◆ DESCRIPTION OF THE TASK
Below are the entries; state how many of their lines contain the string "ماله", and nothing more.
[TASK DATA start]
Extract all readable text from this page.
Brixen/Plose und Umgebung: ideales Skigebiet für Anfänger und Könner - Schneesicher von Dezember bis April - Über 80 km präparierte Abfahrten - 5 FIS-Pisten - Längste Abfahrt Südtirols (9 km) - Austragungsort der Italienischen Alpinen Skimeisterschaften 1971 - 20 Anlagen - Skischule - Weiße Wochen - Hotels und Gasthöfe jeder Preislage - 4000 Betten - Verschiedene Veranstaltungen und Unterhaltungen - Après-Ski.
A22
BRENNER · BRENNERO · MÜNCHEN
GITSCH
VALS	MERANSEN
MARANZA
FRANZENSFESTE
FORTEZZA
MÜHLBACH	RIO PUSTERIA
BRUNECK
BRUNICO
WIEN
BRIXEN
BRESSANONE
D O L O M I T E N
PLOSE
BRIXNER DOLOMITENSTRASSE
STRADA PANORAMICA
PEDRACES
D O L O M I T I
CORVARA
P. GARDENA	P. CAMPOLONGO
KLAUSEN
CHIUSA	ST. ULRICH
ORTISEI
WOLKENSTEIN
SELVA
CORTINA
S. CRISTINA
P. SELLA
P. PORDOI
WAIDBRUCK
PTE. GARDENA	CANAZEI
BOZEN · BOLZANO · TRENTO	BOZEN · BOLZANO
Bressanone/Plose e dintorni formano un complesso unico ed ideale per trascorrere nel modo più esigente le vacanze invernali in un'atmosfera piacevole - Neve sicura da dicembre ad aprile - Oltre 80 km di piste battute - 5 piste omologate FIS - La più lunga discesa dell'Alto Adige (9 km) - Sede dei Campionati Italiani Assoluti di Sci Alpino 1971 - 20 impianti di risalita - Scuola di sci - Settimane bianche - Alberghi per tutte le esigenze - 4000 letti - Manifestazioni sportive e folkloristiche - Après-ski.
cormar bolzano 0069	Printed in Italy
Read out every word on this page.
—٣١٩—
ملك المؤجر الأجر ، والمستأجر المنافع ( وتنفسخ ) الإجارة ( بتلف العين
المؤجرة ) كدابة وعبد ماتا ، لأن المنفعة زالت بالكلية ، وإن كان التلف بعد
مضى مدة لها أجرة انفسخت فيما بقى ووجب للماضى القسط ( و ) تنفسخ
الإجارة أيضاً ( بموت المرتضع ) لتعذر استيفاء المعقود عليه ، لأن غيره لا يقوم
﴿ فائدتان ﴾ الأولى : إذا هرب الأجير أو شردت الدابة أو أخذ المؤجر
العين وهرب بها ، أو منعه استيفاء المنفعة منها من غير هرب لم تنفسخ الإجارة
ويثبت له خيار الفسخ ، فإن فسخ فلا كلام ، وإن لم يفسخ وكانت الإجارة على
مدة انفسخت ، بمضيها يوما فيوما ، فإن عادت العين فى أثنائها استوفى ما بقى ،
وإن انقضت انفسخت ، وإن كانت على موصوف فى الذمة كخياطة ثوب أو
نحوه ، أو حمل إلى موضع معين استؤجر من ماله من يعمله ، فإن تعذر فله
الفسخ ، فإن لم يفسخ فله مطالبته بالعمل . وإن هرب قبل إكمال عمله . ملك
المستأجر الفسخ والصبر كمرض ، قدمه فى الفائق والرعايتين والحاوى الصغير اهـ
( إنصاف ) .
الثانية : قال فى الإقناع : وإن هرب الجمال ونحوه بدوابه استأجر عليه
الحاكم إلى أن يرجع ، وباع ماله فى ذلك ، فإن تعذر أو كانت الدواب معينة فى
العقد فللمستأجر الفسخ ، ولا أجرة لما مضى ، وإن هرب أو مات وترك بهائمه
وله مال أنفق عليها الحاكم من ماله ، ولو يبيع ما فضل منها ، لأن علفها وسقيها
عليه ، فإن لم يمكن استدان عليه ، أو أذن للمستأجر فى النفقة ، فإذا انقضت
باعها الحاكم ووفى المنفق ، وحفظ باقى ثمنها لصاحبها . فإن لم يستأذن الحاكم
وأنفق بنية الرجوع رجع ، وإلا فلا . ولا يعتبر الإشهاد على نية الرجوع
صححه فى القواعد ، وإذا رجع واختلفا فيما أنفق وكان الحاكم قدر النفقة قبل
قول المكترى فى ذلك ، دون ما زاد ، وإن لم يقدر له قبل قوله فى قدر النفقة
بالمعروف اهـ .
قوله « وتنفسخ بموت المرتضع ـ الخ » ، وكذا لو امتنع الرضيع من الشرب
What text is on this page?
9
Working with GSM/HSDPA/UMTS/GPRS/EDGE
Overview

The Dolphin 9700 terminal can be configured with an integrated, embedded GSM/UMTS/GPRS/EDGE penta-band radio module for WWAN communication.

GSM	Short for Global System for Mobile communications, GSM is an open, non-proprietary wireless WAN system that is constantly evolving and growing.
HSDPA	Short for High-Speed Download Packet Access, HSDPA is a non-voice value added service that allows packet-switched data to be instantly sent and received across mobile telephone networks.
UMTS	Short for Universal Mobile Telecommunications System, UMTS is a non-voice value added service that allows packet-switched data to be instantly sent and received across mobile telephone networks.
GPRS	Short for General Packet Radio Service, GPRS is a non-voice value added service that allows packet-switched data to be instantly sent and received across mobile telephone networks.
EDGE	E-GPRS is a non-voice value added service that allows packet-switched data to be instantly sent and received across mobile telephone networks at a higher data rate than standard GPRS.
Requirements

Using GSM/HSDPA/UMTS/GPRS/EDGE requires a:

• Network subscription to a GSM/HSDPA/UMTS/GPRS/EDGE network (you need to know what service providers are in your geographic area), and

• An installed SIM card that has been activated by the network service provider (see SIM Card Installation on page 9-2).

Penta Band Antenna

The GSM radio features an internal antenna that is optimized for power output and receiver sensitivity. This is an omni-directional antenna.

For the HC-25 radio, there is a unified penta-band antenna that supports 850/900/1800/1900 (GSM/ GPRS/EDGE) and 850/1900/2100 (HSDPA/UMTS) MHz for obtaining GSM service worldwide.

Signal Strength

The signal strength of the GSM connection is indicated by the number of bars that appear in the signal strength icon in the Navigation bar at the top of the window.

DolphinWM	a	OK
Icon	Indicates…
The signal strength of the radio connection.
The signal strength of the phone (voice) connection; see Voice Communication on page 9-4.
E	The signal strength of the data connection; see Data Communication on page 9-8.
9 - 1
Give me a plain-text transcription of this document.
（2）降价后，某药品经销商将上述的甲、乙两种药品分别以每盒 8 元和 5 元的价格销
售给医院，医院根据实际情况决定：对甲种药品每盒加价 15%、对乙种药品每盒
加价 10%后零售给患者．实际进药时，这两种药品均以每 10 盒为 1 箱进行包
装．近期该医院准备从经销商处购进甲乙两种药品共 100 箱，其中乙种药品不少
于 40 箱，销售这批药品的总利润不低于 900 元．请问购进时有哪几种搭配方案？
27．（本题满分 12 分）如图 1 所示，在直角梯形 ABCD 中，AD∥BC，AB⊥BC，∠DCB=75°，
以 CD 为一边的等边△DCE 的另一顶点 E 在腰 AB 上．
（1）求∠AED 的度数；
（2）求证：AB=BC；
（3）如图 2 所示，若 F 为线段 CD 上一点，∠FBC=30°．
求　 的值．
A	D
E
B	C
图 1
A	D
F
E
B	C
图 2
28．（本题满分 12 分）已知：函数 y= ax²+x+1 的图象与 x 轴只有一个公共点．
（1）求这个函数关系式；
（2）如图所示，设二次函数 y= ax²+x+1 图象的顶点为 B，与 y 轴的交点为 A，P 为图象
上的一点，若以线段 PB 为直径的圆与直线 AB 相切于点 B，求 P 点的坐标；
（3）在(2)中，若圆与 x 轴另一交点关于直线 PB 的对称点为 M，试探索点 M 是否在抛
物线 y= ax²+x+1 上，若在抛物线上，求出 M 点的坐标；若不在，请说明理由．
[TASK DATA end]
◆ SOLUTION TO THIS EXERCISE
3